Required task = Send back all the data below, exactly as given.

The data =
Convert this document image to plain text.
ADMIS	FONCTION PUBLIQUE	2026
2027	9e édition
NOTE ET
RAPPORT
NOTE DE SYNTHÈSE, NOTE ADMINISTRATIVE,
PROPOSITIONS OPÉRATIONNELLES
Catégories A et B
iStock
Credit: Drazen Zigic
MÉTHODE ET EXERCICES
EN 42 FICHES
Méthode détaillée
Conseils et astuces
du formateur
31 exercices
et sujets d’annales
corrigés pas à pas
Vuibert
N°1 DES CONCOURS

The output =
Convert this document image to plain text.
ADMIS	FONCTION PUBLIQUE	2026
2027	9e édition
NOTE ET
RAPPORT
NOTE DE SYNTHÈSE, NOTE ADMINISTRATIVE,
PROPOSITIONS OPÉRATIONNELLES
Catégories A et B
iStock
Credit: Drazen Zigic
MÉTHODE ET EXERCICES
EN 42 FICHES
Méthode détaillée
Conseils et astuces
du formateur
31 exercices
et sujets d’annales
corrigés pas à pas
Vuibert
N°1 DES CONCOURS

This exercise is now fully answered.